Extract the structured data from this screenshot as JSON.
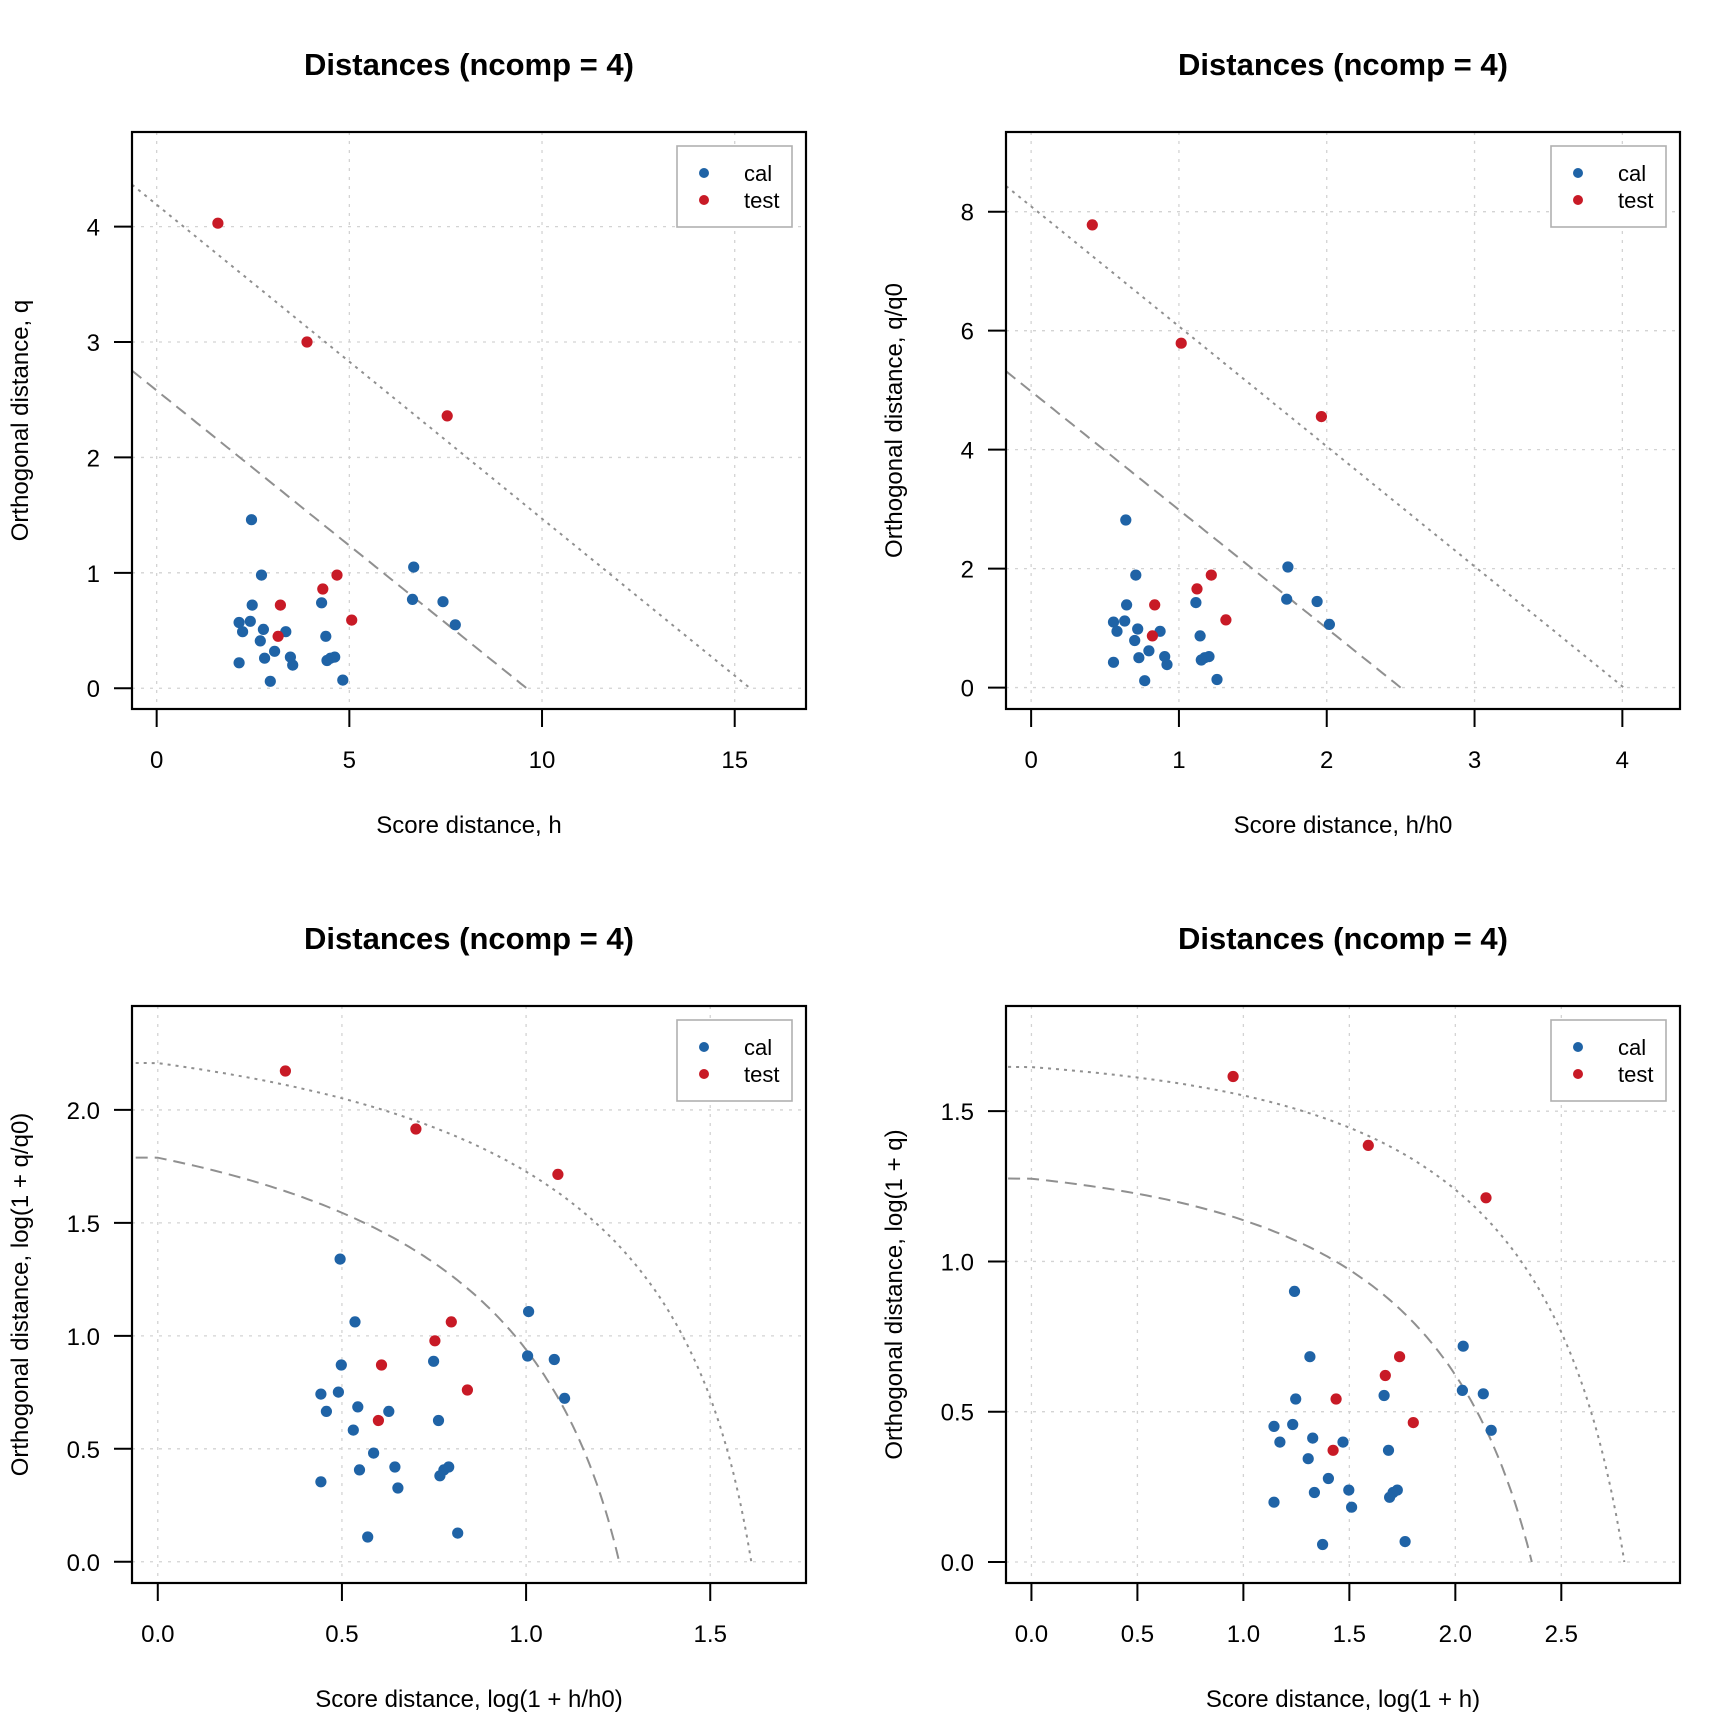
{
  "colors": {
    "cal": "#1f63a6",
    "test": "#c81a26",
    "limits": "#909090",
    "grid": "#d3d3d3"
  },
  "chart_data": [
    {
      "type": "scatter",
      "title": "Distances (ncomp = 4)",
      "xlabel": "Score distance, h",
      "ylabel": "Orthogonal distance, q",
      "xlim": [
        -0.64,
        16.85
      ],
      "ylim": [
        -0.18,
        4.82
      ],
      "xticks": [
        0,
        5,
        10,
        15
      ],
      "xtick_labels": [
        "0",
        "5",
        "10",
        "15"
      ],
      "yticks": [
        0,
        1,
        2,
        3,
        4
      ],
      "ytick_labels": [
        "0",
        "1",
        "2",
        "3",
        "4"
      ],
      "grid": true,
      "legend_position": "top-right",
      "transform": "none",
      "limits": {
        "extreme": {
          "x0": 9.6,
          "y0": 2.58
        },
        "outlier": {
          "x0": 15.4,
          "y0": 4.19
        },
        "shape": "linear"
      }
    },
    {
      "type": "scatter",
      "title": "Distances (ncomp = 4)",
      "xlabel": "Score distance, h/h0",
      "ylabel": "Orthogonal distance, q/q0",
      "xlim": [
        -0.17,
        4.39
      ],
      "ylim": [
        -0.36,
        9.34
      ],
      "xticks": [
        0,
        1,
        2,
        3,
        4
      ],
      "xtick_labels": [
        "0",
        "1",
        "2",
        "3",
        "4"
      ],
      "yticks": [
        0,
        2,
        4,
        6,
        8
      ],
      "ytick_labels": [
        "0",
        "2",
        "4",
        "6",
        "8"
      ],
      "grid": true,
      "legend_position": "top-right",
      "transform": "scaled",
      "limits": {
        "extreme": {
          "x0": 2.5,
          "y0": 4.98
        },
        "outlier": {
          "x0": 4.01,
          "y0": 8.09
        },
        "shape": "linear"
      }
    },
    {
      "type": "scatter",
      "title": "Distances (ncomp = 4)",
      "xlabel": "Score distance, log(1 + h/h0)",
      "ylabel": "Orthogonal distance, log(1 + q/q0)",
      "xlim": [
        -0.07,
        1.76
      ],
      "ylim": [
        -0.094,
        2.46
      ],
      "xticks": [
        0,
        0.5,
        1,
        1.5
      ],
      "xtick_labels": [
        "0.0",
        "0.5",
        "1.0",
        "1.5"
      ],
      "yticks": [
        0,
        0.5,
        1,
        1.5,
        2
      ],
      "ytick_labels": [
        "0.0",
        "0.5",
        "1.0",
        "1.5",
        "2.0"
      ],
      "grid": true,
      "legend_position": "top-right",
      "transform": "log-scaled",
      "limits": {
        "extreme": {
          "x0": 2.5,
          "y0": 4.98
        },
        "outlier": {
          "x0": 4.01,
          "y0": 8.09
        },
        "shape": "log"
      }
    },
    {
      "type": "scatter",
      "title": "Distances (ncomp = 4)",
      "xlabel": "Score distance, log(1 + h)",
      "ylabel": "Orthogonal distance, log(1 + q)",
      "xlim": [
        -0.12,
        3.06
      ],
      "ylim": [
        -0.07,
        1.85
      ],
      "xticks": [
        0,
        0.5,
        1,
        1.5,
        2,
        2.5
      ],
      "xtick_labels": [
        "0.0",
        "0.5",
        "1.0",
        "1.5",
        "2.0",
        "2.5"
      ],
      "yticks": [
        0,
        0.5,
        1,
        1.5
      ],
      "ytick_labels": [
        "0.0",
        "0.5",
        "1.0",
        "1.5"
      ],
      "grid": true,
      "legend_position": "top-right",
      "transform": "log",
      "limits": {
        "extreme": {
          "x0": 9.6,
          "y0": 2.58
        },
        "outlier": {
          "x0": 15.4,
          "y0": 4.19
        },
        "shape": "log"
      }
    }
  ],
  "scaling": {
    "h0": 3.84,
    "q_scale": 1.93
  },
  "series": {
    "legend": [
      "cal",
      "test"
    ],
    "cal": {
      "h": [
        2.46,
        2.72,
        2.48,
        4.28,
        6.67,
        6.64,
        7.43,
        7.75,
        2.14,
        2.43,
        2.23,
        2.77,
        3.35,
        2.69,
        3.06,
        2.8,
        3.47,
        3.53,
        2.14,
        4.39,
        4.51,
        4.62,
        4.42,
        2.95,
        4.83
      ],
      "q": [
        1.46,
        0.98,
        0.72,
        0.74,
        1.05,
        0.77,
        0.75,
        0.55,
        0.57,
        0.58,
        0.49,
        0.51,
        0.49,
        0.41,
        0.32,
        0.26,
        0.27,
        0.2,
        0.22,
        0.45,
        0.26,
        0.27,
        0.24,
        0.06,
        0.07
      ]
    },
    "test": {
      "h": [
        1.59,
        3.9,
        7.54,
        4.31,
        4.68,
        3.21,
        5.06,
        3.15
      ],
      "q": [
        4.03,
        3.0,
        2.36,
        0.86,
        0.98,
        0.72,
        0.59,
        0.45
      ]
    }
  }
}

**TASK REQUIREMENTS**
Pull out each line of the listing that holds the string "scaled".

**TASK SOLUTION**
      "transform": "scaled",
      "transform": "log-scaled",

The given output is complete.